Dataset entries:

•••••

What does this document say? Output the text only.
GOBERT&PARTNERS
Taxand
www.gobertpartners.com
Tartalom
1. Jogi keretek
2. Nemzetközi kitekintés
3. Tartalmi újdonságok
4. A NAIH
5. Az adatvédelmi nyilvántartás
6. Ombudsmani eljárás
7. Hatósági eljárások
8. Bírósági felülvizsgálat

•••••

### What is needed
Restate the data above word for word.

### Complete response
What does this document say? Output the text only.
GOBERT&PARTNERS
Taxand
www.gobertpartners.com
Tartalom
1. Jogi keretek
2. Nemzetközi kitekintés
3. Tartalmi újdonságok
4. A NAIH
5. Az adatvédelmi nyilvántartás
6. Ombudsmani eljárás
7. Hatósági eljárások
8. Bírósági felülvizsgálat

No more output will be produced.